:: RECORD EXTRACTS ::

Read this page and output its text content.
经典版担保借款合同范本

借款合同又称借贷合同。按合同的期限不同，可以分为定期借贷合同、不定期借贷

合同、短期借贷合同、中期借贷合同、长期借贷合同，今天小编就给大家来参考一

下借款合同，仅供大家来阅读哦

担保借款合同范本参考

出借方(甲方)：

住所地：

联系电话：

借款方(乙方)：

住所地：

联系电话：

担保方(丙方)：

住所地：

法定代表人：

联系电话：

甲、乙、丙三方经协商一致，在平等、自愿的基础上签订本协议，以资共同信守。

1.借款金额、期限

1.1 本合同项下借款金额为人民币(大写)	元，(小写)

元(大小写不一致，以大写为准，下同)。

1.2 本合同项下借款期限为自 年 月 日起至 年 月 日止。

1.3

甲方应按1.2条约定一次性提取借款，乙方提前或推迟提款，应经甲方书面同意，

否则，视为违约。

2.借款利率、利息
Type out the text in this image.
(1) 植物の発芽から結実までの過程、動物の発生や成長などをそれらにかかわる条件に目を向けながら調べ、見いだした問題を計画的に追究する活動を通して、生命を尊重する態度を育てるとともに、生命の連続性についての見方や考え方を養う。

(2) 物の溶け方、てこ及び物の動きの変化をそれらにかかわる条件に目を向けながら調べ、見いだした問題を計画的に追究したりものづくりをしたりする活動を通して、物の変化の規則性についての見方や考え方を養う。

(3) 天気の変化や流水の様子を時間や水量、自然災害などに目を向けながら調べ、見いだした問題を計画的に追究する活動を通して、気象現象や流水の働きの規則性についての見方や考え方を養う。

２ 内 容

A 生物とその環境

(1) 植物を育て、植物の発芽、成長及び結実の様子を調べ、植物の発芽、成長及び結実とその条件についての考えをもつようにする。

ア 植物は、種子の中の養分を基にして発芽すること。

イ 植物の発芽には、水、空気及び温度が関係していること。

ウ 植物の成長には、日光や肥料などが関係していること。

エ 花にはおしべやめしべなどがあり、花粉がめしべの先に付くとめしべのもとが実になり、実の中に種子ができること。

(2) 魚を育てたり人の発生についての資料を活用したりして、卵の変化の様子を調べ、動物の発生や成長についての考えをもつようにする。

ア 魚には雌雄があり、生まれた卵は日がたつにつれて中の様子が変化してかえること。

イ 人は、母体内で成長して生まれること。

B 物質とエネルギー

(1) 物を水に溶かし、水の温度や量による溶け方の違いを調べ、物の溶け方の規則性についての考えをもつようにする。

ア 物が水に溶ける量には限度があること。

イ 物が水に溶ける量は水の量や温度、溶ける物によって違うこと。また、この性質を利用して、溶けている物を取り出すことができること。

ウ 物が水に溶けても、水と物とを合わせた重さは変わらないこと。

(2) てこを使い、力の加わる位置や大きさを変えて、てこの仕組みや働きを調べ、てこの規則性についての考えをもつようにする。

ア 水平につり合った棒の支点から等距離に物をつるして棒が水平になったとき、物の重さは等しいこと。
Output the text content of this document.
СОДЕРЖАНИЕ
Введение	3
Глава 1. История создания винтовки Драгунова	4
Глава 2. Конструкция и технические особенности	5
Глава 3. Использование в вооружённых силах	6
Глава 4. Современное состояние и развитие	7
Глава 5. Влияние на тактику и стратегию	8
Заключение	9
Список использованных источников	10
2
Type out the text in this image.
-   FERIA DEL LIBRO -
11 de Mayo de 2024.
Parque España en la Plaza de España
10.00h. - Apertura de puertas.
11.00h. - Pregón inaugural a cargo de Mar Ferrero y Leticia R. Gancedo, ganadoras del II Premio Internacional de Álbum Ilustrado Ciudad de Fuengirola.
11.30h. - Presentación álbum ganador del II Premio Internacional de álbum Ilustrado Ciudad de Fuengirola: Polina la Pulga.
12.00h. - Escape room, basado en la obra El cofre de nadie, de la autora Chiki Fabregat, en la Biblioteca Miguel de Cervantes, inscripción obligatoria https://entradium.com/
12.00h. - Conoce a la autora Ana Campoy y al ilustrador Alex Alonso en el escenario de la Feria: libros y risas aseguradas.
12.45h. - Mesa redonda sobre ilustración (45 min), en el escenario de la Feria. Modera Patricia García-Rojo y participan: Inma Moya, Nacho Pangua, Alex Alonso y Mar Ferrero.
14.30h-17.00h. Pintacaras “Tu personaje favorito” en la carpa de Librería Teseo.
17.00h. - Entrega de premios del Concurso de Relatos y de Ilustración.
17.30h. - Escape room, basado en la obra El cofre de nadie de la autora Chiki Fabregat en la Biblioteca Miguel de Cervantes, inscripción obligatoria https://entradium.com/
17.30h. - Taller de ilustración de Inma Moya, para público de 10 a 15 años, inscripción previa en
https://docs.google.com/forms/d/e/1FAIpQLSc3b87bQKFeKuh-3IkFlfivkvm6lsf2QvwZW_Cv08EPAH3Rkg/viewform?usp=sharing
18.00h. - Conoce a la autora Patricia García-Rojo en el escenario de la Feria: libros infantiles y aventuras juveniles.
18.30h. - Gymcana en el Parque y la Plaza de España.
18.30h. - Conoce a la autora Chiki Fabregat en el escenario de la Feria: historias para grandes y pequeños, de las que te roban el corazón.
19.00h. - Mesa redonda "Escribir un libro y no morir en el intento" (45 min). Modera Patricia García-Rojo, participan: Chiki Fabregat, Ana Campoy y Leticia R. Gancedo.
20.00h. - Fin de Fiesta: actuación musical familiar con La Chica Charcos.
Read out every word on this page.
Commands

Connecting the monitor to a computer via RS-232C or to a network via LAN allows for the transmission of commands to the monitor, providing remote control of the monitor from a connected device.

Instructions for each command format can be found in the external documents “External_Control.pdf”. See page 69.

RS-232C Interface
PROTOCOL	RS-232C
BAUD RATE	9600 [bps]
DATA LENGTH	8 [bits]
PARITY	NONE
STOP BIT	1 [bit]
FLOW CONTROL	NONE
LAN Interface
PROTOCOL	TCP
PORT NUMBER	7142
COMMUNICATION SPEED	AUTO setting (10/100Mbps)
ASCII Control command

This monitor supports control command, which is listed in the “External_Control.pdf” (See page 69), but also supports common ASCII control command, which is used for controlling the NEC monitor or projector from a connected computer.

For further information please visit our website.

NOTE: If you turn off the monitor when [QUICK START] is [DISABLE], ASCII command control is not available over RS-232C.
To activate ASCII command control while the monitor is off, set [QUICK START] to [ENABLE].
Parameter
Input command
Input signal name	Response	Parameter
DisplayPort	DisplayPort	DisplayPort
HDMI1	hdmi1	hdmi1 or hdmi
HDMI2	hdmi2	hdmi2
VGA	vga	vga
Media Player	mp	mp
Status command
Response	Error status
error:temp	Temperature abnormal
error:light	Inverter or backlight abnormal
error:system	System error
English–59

:::

__AIM__. Transcribe the data. Leave every line exactly as it is.

__WRITTEN ANSWER__.
Read this page and output its text content.
经典版担保借款合同范本

借款合同又称借贷合同。按合同的期限不同，可以分为定期借贷合同、不定期借贷

合同、短期借贷合同、中期借贷合同、长期借贷合同，今天小编就给大家来参考一

下借款合同，仅供大家来阅读哦

担保借款合同范本参考

出借方(甲方)：

住所地：

联系电话：

借款方(乙方)：

住所地：

联系电话：

担保方(丙方)：

住所地：

法定代表人：

联系电话：

甲、乙、丙三方经协商一致，在平等、自愿的基础上签订本协议，以资共同信守。

1.借款金额、期限

1.1 本合同项下借款金额为人民币(大写)	元，(小写)

元(大小写不一致，以大写为准，下同)。

1.2 本合同项下借款期限为自 年 月 日起至 年 月 日止。

1.3

甲方应按1.2条约定一次性提取借款，乙方提前或推迟提款，应经甲方书面同意，

否则，视为违约。

2.借款利率、利息
Type out the text in this image.
(1) 植物の発芽から結実までの過程、動物の発生や成長などをそれらにかかわる条件に目を向けながら調べ、見いだした問題を計画的に追究する活動を通して、生命を尊重する態度を育てるとともに、生命の連続性についての見方や考え方を養う。

(2) 物の溶け方、てこ及び物の動きの変化をそれらにかかわる条件に目を向けながら調べ、見いだした問題を計画的に追究したりものづくりをしたりする活動を通して、物の変化の規則性についての見方や考え方を養う。

(3) 天気の変化や流水の様子を時間や水量、自然災害などに目を向けながら調べ、見いだした問題を計画的に追究する活動を通して、気象現象や流水の働きの規則性についての見方や考え方を養う。

２ 内 容

A 生物とその環境

(1) 植物を育て、植物の発芽、成長及び結実の様子を調べ、植物の発芽、成長及び結実とその条件についての考えをもつようにする。

ア 植物は、種子の中の養分を基にして発芽すること。

イ 植物の発芽には、水、空気及び温度が関係していること。

ウ 植物の成長には、日光や肥料などが関係していること。

エ 花にはおしべやめしべなどがあり、花粉がめしべの先に付くとめしべのもとが実になり、実の中に種子ができること。

(2) 魚を育てたり人の発生についての資料を活用したりして、卵の変化の様子を調べ、動物の発生や成長についての考えをもつようにする。

ア 魚には雌雄があり、生まれた卵は日がたつにつれて中の様子が変化してかえること。

イ 人は、母体内で成長して生まれること。

B 物質とエネルギー

(1) 物を水に溶かし、水の温度や量による溶け方の違いを調べ、物の溶け方の規則性についての考えをもつようにする。

ア 物が水に溶ける量には限度があること。

イ 物が水に溶ける量は水の量や温度、溶ける物によって違うこと。また、この性質を利用して、溶けている物を取り出すことができること。

ウ 物が水に溶けても、水と物とを合わせた重さは変わらないこと。

(2) てこを使い、力の加わる位置や大きさを変えて、てこの仕組みや働きを調べ、てこの規則性についての考えをもつようにする。

ア 水平につり合った棒の支点から等距離に物をつるして棒が水平になったとき、物の重さは等しいこと。
Output the text content of this document.
СОДЕРЖАНИЕ
Введение	3
Глава 1. История создания винтовки Драгунова	4
Глава 2. Конструкция и технические особенности	5
Глава 3. Использование в вооружённых силах	6
Глава 4. Современное состояние и развитие	7
Глава 5. Влияние на тактику и стратегию	8
Заключение	9
Список использованных источников	10
2
Type out the text in this image.
-   FERIA DEL LIBRO -
11 de Mayo de 2024.
Parque España en la Plaza de España
10.00h. - Apertura de puertas.
11.00h. - Pregón inaugural a cargo de Mar Ferrero y Leticia R. Gancedo, ganadoras del II Premio Internacional de Álbum Ilustrado Ciudad de Fuengirola.
11.30h. - Presentación álbum ganador del II Premio Internacional de álbum Ilustrado Ciudad de Fuengirola: Polina la Pulga.
12.00h. - Escape room, basado en la obra El cofre de nadie, de la autora Chiki Fabregat, en la Biblioteca Miguel de Cervantes, inscripción obligatoria https://entradium.com/
12.00h. - Conoce a la autora Ana Campoy y al ilustrador Alex Alonso en el escenario de la Feria: libros y risas aseguradas.
12.45h. - Mesa redonda sobre ilustración (45 min), en el escenario de la Feria. Modera Patricia García-Rojo y participan: Inma Moya, Nacho Pangua, Alex Alonso y Mar Ferrero.
14.30h-17.00h. Pintacaras “Tu personaje favorito” en la carpa de Librería Teseo.
17.00h. - Entrega de premios del Concurso de Relatos y de Ilustración.
17.30h. - Escape room, basado en la obra El cofre de nadie de la autora Chiki Fabregat en la Biblioteca Miguel de Cervantes, inscripción obligatoria https://entradium.com/
17.30h. - Taller de ilustración de Inma Moya, para público de 10 a 15 años, inscripción previa en
https://docs.google.com/forms/d/e/1FAIpQLSc3b87bQKFeKuh-3IkFlfivkvm6lsf2QvwZW_Cv08EPAH3Rkg/viewform?usp=sharing
18.00h. - Conoce a la autora Patricia García-Rojo en el escenario de la Feria: libros infantiles y aventuras juveniles.
18.30h. - Gymcana en el Parque y la Plaza de España.
18.30h. - Conoce a la autora Chiki Fabregat en el escenario de la Feria: historias para grandes y pequeños, de las que te roban el corazón.
19.00h. - Mesa redonda "Escribir un libro y no morir en el intento" (45 min). Modera Patricia García-Rojo, participan: Chiki Fabregat, Ana Campoy y Leticia R. Gancedo.
20.00h. - Fin de Fiesta: actuación musical familiar con La Chica Charcos.
Read out every word on this page.
Commands

Connecting the monitor to a computer via RS-232C or to a network via LAN allows for the transmission of commands to the monitor, providing remote control of the monitor from a connected device.

Instructions for each command format can be found in the external documents “External_Control.pdf”. See page 69.

RS-232C Interface
PROTOCOL	RS-232C
BAUD RATE	9600 [bps]
DATA LENGTH	8 [bits]
PARITY	NONE
STOP BIT	1 [bit]
FLOW CONTROL	NONE
LAN Interface
PROTOCOL	TCP
PORT NUMBER	7142
COMMUNICATION SPEED	AUTO setting (10/100Mbps)
ASCII Control command

This monitor supports control command, which is listed in the “External_Control.pdf” (See page 69), but also supports common ASCII control command, which is used for controlling the NEC monitor or projector from a connected computer.

For further information please visit our website.

NOTE: If you turn off the monitor when [QUICK START] is [DISABLE], ASCII command control is not available over RS-232C.
To activate ASCII command control while the monitor is off, set [QUICK START] to [ENABLE].
Parameter
Input command
Input signal name	Response	Parameter
DisplayPort	DisplayPort	DisplayPort
HDMI1	hdmi1	hdmi1 or hdmi
HDMI2	hdmi2	hdmi2
VGA	vga	vga
Media Player	mp	mp
Status command
Response	Error status
error:temp	Temperature abnormal
error:light	Inverter or backlight abnormal
error:system	System error
English–59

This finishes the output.